» **Exercise goal**:
Select all lines holding the word "easy" from the entries that follow.

——————————

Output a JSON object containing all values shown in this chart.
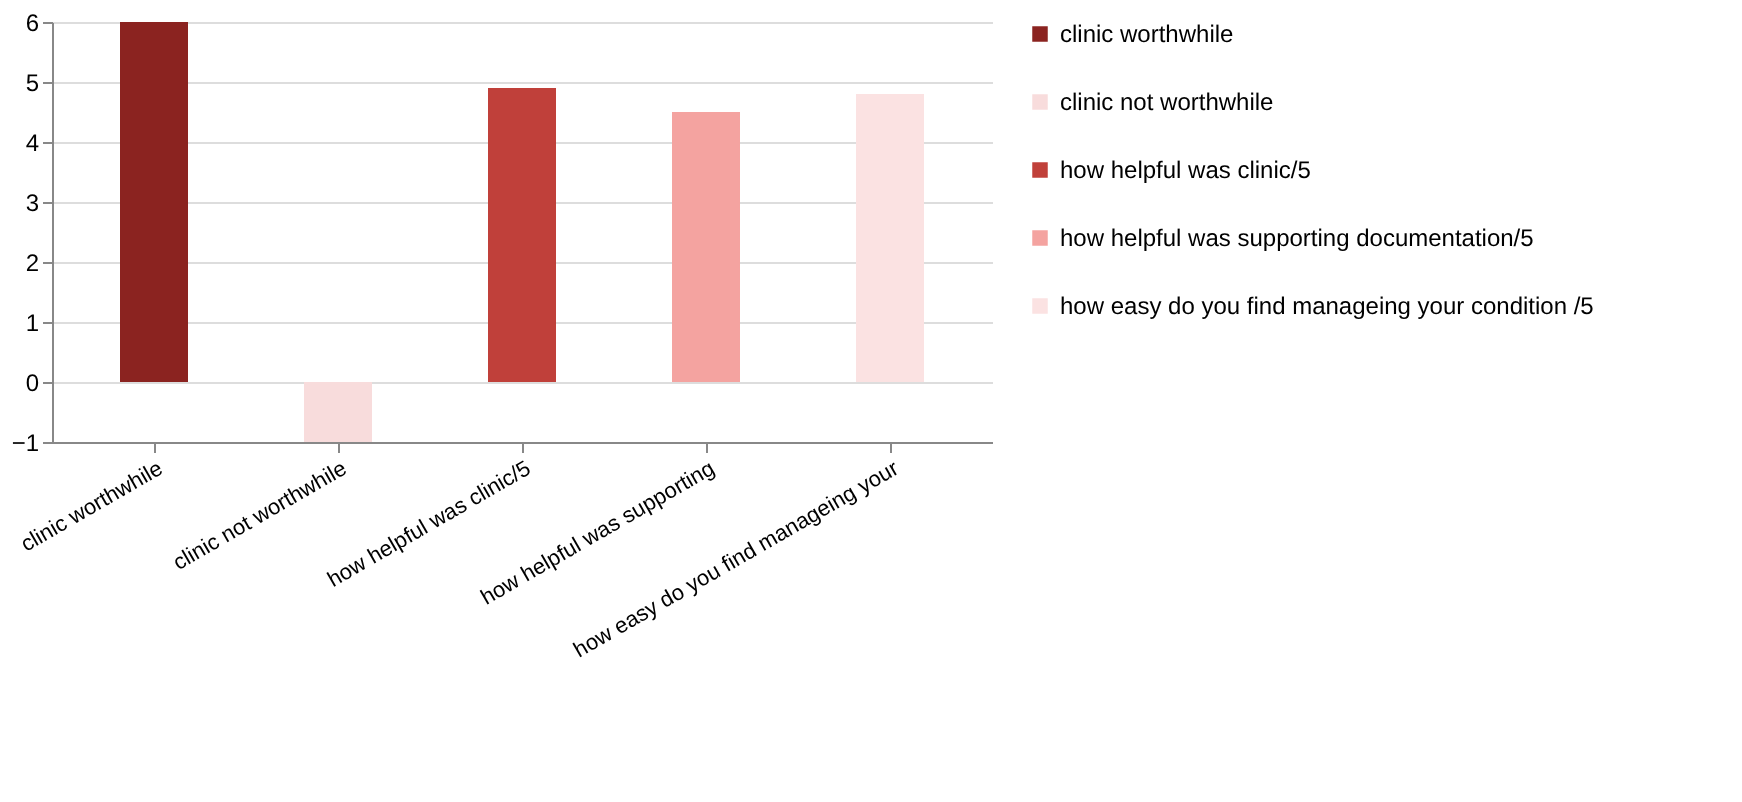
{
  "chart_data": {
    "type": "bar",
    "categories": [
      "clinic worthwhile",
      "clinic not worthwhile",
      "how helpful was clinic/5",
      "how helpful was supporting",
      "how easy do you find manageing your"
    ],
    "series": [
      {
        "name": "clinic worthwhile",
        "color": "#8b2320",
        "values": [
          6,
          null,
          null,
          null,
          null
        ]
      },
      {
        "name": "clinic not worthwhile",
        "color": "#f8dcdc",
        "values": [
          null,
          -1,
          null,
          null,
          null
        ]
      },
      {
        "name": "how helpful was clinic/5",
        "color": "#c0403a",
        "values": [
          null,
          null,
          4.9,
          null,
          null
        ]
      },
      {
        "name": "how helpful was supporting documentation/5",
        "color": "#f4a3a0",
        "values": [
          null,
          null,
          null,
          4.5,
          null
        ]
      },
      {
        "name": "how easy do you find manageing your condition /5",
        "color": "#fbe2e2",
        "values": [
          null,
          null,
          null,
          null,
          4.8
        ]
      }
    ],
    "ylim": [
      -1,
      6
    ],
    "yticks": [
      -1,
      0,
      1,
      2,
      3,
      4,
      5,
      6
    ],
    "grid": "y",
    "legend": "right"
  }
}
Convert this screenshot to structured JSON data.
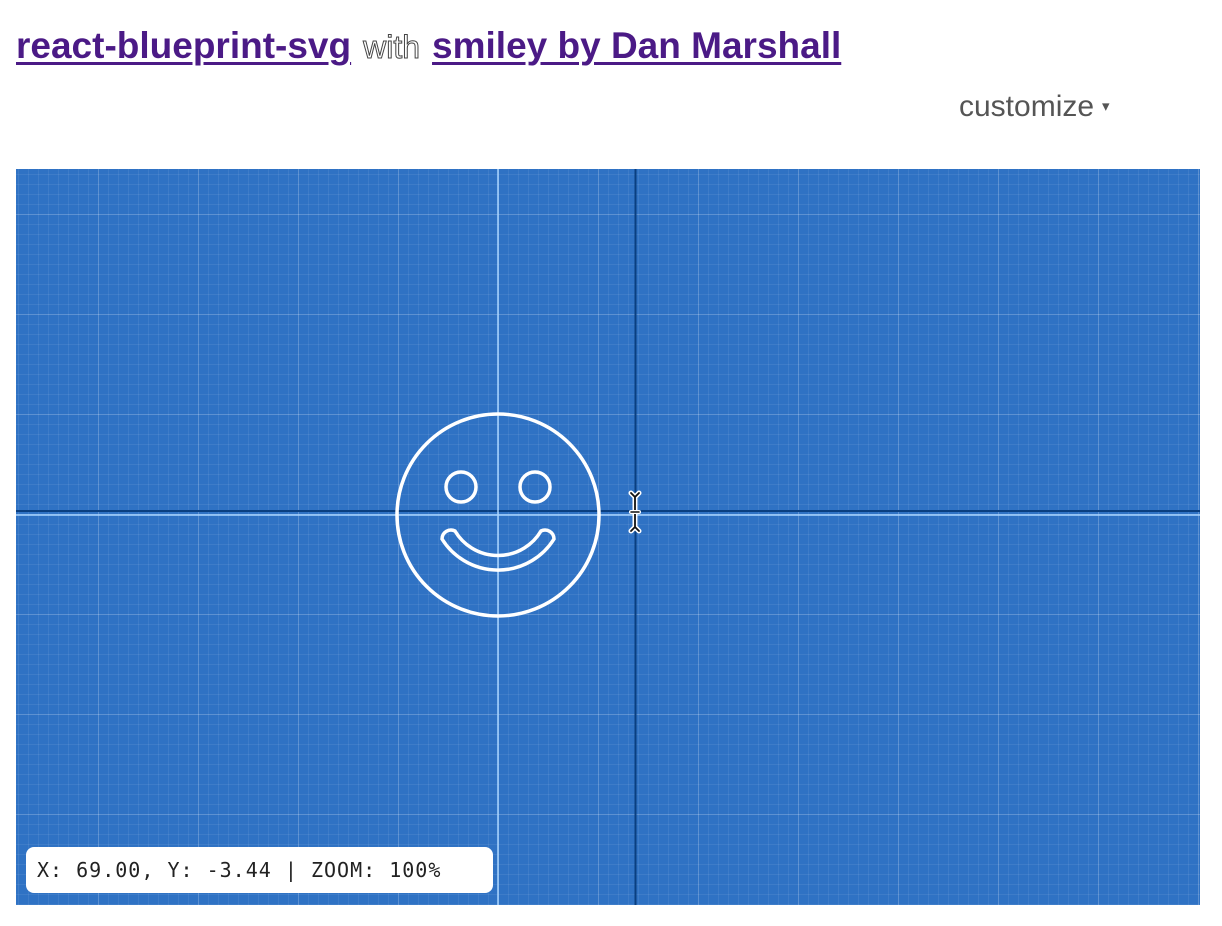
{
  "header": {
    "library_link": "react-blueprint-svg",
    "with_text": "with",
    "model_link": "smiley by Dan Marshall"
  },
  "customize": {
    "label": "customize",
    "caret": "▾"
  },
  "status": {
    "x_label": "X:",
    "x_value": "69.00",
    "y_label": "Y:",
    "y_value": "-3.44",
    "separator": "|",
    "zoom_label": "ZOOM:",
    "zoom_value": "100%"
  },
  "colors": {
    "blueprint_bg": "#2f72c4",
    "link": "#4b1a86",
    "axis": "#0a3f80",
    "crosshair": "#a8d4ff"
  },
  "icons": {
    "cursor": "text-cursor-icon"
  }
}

——————————

» **Result for this task**:
      "how easy do you find manageing your"
        "name": "how easy do you find manageing your condition /5",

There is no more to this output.